D'après l'extrait, sous quel nom le groupe Women's International Declaration était-il connu auparavant ?

═══ EXTRAIT ═══

Mouvements LGB et TERF forment donc deux tendances en apparence progressistes, une récente et l'autre plus ancienne, qui convergent présentement sous l'égide d'un mouvement réactionnaire réunissant aussi l'extrême droite, des conservateurs et des fondamentalistes religieux.
Je souhaite m'attarder ici à ces mouvements internationaux pour comprendre les conditions qui ont favorisé leur émergence et leur présence en Amérique du Nord, en particulier au Québec et au Canada, ainsi que les possibles stratégies pour leur résister.
Les femmes de droite
Contrairement à ce que les épithètes données sur les réseaux sociaux peuvent laisser croire, l'idéologie TERF ne se limite pas à un vague féminisme qui résiste à « l'idéologie de genre » ni à des femmes cisgenres qui harcèlent des personnes trans en ligne. Il s'agit d'une pensée politique structurée, articulée dans la tradition du féminisme radical aux États-Unis et du féminisme matérialiste en France. Elle puise ses sources dans la pensée de Catharine MacKinnon, Adrienne Rich, Christine Delphy et Andrea Dworkin, par exemple [2].
Cette mouvance s'incarne en particulier dans le groupe Women's International Declaration (WID) – anciennement connu comme la Women's Human Rights Campaign – qui a un chapitre au Québec et qui collabore régulièrement avec une autre organisation TERF locale, Pour le droit des femmes Québec (PDF Québec) [3]. Là où WID se présente comme féministe radical, PDF Québec se dit plutôt féministe universaliste, mais cela semble avoir somme toute peu d'impact sur leurs politiques, puisque les deux organisations coordonnent souvent leurs opérations de relations publiques et trouvent leur auditoire auprès de la droite, notamment grâce au soutien de Richard Martineau et Sophie Durocher.
Ces organisations, au moins sur les questions trans, sont moins intéressées à faire avancer les intérêts des femmes cisgenres qu'à préserver la cohérence de la catégorie « femme » comme mesure de l'égalité de genre. Elles s'inquiètent bien davantage des menaces imaginaires posées par les femmes trans, qu'elles utilisent pour renforcer l'idée d'une expérience universelle de la féminité (fondée consciemment ou non sur la blancheur et l'hétérosexualité), qu'elles ne s'attardent aux violences réelles vécues par les femmes de chair et d'os. C'est d'ailleurs pourquoi leur action est somme toute limitée, se manifestant surtout dans la participation à une guerre culturelle sur les médias sociaux et à une occasionnelle intervention parlementaire pour réitérer leur position antitrans.

═══ EXTRAITS DES ITEMS ═══

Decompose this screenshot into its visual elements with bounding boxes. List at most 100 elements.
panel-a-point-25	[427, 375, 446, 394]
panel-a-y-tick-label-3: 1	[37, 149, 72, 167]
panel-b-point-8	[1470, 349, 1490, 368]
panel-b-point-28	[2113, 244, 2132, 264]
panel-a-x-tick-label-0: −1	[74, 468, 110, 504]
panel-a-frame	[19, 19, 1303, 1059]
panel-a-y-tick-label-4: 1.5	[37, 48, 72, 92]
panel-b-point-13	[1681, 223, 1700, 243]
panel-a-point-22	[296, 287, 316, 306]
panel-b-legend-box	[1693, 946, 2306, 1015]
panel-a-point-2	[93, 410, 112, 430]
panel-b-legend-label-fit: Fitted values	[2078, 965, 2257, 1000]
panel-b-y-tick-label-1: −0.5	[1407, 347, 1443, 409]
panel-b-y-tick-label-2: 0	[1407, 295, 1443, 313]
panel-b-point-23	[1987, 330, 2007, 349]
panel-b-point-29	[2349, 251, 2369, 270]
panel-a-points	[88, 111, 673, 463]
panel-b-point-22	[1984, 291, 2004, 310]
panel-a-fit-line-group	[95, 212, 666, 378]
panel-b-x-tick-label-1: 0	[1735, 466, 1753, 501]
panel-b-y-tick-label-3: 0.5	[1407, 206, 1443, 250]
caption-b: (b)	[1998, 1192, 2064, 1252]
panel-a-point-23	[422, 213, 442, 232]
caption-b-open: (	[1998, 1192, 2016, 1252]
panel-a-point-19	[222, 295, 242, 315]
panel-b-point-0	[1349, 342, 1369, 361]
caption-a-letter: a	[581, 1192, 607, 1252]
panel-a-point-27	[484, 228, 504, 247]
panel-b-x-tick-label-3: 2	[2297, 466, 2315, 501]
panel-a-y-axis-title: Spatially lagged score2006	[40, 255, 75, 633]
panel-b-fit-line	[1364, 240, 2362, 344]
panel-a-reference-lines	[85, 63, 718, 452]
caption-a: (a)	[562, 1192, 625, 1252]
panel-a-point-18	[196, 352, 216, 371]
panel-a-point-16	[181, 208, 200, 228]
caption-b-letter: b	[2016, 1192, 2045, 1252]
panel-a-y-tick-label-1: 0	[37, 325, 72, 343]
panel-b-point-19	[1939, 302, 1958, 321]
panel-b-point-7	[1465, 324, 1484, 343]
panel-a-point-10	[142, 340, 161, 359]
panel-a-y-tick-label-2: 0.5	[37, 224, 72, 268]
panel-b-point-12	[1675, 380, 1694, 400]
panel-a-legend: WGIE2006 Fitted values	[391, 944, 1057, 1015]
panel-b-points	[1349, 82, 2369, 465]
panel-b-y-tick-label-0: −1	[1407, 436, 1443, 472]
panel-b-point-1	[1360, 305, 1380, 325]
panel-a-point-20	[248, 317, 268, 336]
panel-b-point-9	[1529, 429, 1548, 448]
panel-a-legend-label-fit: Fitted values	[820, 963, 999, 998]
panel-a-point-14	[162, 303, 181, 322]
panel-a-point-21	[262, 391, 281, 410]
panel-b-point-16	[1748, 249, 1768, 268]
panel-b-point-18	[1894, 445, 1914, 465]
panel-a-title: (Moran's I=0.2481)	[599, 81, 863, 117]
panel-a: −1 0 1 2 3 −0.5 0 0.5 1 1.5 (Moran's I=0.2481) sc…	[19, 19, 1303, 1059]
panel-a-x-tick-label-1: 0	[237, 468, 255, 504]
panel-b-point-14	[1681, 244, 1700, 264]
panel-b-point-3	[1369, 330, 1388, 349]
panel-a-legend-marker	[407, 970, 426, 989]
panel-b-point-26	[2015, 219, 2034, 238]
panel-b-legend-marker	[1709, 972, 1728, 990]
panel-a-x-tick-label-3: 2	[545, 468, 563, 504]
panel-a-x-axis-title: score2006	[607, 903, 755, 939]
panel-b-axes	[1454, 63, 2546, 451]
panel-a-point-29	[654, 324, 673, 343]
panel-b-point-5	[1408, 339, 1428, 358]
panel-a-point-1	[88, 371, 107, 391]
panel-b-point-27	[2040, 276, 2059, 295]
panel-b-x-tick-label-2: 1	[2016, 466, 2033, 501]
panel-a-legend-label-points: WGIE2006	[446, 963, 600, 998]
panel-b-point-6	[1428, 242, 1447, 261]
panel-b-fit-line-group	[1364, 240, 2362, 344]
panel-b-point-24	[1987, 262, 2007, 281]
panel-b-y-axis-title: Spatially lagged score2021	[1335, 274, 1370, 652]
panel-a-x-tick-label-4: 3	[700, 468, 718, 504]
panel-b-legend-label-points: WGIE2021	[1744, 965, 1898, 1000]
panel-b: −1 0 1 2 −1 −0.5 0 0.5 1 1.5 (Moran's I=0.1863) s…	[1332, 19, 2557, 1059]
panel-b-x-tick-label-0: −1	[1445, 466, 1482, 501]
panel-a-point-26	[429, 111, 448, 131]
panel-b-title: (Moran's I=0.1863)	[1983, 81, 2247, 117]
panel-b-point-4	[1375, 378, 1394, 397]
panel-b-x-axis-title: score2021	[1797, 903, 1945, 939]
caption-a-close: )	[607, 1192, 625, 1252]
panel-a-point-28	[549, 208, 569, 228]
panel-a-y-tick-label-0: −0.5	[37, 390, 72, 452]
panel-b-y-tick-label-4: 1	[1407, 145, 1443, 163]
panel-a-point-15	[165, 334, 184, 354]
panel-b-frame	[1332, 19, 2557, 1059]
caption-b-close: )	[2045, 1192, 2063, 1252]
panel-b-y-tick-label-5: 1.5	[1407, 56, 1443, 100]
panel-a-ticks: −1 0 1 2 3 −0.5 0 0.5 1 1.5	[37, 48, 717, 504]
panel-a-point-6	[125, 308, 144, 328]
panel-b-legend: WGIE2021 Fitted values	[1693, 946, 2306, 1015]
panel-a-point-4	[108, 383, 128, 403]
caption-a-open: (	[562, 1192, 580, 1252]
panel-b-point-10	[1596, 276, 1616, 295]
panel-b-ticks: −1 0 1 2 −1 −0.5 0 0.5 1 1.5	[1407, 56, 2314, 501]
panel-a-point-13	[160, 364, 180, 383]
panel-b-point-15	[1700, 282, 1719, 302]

═══

▶ [RÉSULTAT ATTENDU]: Women's Human Rights Campaign.